--- start of Data section ---

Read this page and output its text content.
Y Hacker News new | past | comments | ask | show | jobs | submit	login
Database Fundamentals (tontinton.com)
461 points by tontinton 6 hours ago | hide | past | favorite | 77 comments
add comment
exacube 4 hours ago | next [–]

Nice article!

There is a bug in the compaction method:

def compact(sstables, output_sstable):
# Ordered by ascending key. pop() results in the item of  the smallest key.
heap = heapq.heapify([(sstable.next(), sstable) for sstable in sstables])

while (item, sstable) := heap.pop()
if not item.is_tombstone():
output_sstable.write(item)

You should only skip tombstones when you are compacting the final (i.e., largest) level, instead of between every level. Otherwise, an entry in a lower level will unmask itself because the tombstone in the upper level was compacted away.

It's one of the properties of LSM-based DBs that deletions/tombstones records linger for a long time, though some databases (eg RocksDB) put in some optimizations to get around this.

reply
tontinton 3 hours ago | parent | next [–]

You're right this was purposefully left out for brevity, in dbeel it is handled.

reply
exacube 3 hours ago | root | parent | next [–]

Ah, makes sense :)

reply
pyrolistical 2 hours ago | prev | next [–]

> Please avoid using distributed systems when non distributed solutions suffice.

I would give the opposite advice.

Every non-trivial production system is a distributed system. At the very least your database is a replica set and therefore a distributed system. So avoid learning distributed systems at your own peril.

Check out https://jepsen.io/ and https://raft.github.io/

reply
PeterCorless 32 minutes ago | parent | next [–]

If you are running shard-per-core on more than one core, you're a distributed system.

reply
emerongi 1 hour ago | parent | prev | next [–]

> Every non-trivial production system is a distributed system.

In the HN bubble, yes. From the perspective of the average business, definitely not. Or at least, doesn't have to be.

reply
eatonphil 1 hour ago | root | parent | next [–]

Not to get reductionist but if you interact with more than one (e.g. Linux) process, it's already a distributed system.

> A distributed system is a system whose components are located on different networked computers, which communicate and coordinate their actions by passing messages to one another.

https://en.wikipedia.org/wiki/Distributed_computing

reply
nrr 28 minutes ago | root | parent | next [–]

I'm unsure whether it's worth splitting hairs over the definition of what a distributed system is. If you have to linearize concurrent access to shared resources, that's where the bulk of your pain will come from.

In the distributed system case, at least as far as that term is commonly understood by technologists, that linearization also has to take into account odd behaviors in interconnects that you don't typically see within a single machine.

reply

--- end of Data section ---

> _What the exercise asks_
Write out every record, exactly as written.

> _Answer to the task_
Read this page and output its text content.
Y Hacker News new | past | comments | ask | show | jobs | submit	login
Database Fundamentals (tontinton.com)
461 points by tontinton 6 hours ago | hide | past | favorite | 77 comments
add comment
exacube 4 hours ago | next [–]

Nice article!

There is a bug in the compaction method:

def compact(sstables, output_sstable):
# Ordered by ascending key. pop() results in the item of  the smallest key.
heap = heapq.heapify([(sstable.next(), sstable) for sstable in sstables])

while (item, sstable) := heap.pop()
if not item.is_tombstone():
output_sstable.write(item)

You should only skip tombstones when you are compacting the final (i.e., largest) level, instead of between every level. Otherwise, an entry in a lower level will unmask itself because the tombstone in the upper level was compacted away.

It's one of the properties of LSM-based DBs that deletions/tombstones records linger for a long time, though some databases (eg RocksDB) put in some optimizations to get around this.

reply
tontinton 3 hours ago | parent | next [–]

You're right this was purposefully left out for brevity, in dbeel it is handled.

reply
exacube 3 hours ago | root | parent | next [–]

Ah, makes sense :)

reply
pyrolistical 2 hours ago | prev | next [–]

> Please avoid using distributed systems when non distributed solutions suffice.

I would give the opposite advice.

Every non-trivial production system is a distributed system. At the very least your database is a replica set and therefore a distributed system. So avoid learning distributed systems at your own peril.

Check out https://jepsen.io/ and https://raft.github.io/

reply
PeterCorless 32 minutes ago | parent | next [–]

If you are running shard-per-core on more than one core, you're a distributed system.

reply
emerongi 1 hour ago | parent | prev | next [–]

> Every non-trivial production system is a distributed system.

In the HN bubble, yes. From the perspective of the average business, definitely not. Or at least, doesn't have to be.

reply
eatonphil 1 hour ago | root | parent | next [–]

Not to get reductionist but if you interact with more than one (e.g. Linux) process, it's already a distributed system.

> A distributed system is a system whose components are located on different networked computers, which communicate and coordinate their actions by passing messages to one another.

https://en.wikipedia.org/wiki/Distributed_computing

reply
nrr 28 minutes ago | root | parent | next [–]

I'm unsure whether it's worth splitting hairs over the definition of what a distributed system is. If you have to linearize concurrent access to shared resources, that's where the bulk of your pain will come from.

In the distributed system case, at least as far as that term is commonly understood by technologists, that linearization also has to take into account odd behaviors in interconnects that you don't typically see within a single machine.

reply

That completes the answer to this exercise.